> Transcription dataset entries:
__________________________________________________

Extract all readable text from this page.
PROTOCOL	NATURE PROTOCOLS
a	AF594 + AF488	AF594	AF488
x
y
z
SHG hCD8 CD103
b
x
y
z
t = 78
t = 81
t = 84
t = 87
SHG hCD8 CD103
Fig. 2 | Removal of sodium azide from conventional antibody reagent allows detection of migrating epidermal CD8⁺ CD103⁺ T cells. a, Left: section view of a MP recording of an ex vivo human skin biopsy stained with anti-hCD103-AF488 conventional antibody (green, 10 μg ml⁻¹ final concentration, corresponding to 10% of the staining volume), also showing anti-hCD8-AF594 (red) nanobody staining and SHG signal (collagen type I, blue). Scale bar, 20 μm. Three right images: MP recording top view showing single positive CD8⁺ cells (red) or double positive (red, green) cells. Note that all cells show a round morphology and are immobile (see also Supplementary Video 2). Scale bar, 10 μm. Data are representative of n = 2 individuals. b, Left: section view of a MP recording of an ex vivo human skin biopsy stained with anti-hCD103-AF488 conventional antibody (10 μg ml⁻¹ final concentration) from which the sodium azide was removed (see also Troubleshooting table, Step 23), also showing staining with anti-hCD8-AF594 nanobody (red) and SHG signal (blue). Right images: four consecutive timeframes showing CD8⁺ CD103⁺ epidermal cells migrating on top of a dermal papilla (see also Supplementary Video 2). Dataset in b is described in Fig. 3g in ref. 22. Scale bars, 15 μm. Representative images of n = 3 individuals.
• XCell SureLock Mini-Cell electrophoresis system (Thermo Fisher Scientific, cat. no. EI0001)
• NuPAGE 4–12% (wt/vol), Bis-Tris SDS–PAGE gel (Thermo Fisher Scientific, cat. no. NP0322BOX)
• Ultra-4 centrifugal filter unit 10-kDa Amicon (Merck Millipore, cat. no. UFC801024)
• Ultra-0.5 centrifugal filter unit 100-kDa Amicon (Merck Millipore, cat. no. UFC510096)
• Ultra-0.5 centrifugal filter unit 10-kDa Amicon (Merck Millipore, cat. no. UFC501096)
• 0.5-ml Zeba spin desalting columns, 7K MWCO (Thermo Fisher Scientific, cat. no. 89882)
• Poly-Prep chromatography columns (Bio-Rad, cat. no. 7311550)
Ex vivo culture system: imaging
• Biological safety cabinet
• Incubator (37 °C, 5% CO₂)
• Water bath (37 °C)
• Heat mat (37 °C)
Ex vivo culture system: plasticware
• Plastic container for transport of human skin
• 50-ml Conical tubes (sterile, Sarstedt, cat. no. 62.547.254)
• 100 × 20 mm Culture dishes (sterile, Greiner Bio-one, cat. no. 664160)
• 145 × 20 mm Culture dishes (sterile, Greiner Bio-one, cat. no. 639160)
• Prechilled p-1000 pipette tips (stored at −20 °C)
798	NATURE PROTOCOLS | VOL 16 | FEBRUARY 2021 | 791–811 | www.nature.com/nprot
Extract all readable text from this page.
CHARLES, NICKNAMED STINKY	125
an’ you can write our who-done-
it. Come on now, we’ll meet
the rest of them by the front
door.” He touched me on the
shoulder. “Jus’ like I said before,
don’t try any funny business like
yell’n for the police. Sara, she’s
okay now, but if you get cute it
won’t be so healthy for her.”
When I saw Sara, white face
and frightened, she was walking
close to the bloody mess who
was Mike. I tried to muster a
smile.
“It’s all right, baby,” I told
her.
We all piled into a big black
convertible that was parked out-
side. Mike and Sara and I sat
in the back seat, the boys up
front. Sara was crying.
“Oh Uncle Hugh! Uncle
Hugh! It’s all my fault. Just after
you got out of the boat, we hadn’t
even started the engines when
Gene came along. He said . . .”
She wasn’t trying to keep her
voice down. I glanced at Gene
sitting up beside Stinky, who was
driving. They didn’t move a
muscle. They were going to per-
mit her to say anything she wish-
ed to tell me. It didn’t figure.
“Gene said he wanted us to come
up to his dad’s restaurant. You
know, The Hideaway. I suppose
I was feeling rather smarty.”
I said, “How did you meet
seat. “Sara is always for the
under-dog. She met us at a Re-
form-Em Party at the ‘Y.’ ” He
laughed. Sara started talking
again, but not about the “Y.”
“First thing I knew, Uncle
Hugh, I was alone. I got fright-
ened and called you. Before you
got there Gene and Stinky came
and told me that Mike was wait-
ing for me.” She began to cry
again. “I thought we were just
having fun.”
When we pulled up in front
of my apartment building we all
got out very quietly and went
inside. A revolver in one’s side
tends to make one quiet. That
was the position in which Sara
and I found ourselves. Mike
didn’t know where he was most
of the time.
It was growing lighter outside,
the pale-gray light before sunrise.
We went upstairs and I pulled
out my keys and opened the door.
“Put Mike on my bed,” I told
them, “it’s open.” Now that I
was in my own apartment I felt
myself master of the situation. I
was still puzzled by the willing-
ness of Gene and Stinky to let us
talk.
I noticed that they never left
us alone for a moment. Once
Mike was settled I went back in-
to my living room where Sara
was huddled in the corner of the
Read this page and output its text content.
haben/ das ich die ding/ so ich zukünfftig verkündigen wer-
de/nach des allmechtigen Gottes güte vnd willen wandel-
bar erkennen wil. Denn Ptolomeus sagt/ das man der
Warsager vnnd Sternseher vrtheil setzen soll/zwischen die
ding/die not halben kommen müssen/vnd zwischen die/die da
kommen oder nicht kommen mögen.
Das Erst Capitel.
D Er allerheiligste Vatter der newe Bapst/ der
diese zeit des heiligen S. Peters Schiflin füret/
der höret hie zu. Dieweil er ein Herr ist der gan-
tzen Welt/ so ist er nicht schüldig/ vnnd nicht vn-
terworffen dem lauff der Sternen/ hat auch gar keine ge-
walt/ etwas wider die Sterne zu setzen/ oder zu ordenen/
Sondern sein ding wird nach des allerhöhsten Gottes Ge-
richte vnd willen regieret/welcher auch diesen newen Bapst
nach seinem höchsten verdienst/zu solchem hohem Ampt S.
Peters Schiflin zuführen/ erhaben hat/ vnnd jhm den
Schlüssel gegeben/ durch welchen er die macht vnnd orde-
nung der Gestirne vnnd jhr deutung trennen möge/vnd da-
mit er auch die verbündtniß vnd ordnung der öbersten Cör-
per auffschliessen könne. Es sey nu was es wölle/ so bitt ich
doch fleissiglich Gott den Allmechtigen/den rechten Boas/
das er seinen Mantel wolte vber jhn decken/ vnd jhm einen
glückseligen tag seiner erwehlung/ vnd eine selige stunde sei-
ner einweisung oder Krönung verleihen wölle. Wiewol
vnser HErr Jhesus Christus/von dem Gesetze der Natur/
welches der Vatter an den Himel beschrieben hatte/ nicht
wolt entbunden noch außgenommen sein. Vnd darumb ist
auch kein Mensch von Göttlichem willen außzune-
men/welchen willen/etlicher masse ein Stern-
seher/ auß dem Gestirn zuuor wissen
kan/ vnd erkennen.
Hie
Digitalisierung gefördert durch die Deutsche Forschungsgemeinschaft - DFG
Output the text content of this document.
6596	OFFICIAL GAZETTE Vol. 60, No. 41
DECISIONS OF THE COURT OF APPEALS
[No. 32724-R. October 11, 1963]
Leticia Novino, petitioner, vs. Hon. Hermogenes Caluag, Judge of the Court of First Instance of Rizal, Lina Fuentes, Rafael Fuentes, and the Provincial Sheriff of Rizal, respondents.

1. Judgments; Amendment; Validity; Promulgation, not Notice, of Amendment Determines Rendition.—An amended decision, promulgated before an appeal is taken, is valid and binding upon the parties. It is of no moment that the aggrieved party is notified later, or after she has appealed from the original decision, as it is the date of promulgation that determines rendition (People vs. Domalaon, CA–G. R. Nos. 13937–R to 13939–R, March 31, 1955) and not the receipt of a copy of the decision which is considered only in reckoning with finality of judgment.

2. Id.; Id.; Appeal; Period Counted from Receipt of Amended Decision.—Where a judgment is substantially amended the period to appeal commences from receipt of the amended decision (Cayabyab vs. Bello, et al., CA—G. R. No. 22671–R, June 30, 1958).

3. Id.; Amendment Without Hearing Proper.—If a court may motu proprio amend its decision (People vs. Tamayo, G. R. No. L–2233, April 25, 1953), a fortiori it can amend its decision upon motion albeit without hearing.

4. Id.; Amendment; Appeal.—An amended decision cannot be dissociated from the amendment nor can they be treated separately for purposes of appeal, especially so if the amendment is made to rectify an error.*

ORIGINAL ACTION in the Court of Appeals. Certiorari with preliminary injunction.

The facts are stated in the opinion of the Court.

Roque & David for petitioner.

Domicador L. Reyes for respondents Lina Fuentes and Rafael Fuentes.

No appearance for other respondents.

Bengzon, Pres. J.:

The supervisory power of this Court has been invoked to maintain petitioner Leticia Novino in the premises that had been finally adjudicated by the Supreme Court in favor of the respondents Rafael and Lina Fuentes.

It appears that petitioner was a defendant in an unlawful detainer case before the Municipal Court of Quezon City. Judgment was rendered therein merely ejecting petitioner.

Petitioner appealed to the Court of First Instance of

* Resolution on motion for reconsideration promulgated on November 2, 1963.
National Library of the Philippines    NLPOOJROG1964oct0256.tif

__________________________________________________

> WORK INSTRUCTIONS: Pull out all lines in the data above that include "front".

> RESULT FOR THIS TASK:
the rest of them by the front
front. Sara was crying.
When we pulled up in front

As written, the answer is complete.